**** Material provided
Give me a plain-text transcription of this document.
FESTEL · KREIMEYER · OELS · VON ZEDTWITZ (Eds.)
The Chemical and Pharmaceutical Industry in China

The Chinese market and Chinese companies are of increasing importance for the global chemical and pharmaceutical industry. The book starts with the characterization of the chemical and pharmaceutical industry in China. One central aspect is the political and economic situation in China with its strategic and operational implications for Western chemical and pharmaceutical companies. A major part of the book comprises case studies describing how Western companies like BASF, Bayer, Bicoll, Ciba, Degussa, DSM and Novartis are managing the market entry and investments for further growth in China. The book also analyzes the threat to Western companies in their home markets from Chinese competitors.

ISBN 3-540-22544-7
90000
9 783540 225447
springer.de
********
▶ [The exercise]:
Copy out all of the data exactly, leaving nothing out.

▶ [Complete output]:
Give me a plain-text transcription of this document.
FESTEL · KREIMEYER · OELS · VON ZEDTWITZ (Eds.)
The Chemical and Pharmaceutical Industry in China

The Chinese market and Chinese companies are of increasing importance for the global chemical and pharmaceutical industry. The book starts with the characterization of the chemical and pharmaceutical industry in China. One central aspect is the political and economic situation in China with its strategic and operational implications for Western chemical and pharmaceutical companies. A major part of the book comprises case studies describing how Western companies like BASF, Bayer, Bicoll, Ciba, Degussa, DSM and Novartis are managing the market entry and investments for further growth in China. The book also analyzes the threat to Western companies in their home markets from Chinese competitors.

ISBN 3-540-22544-7
90000
9 783540 225447
springer.de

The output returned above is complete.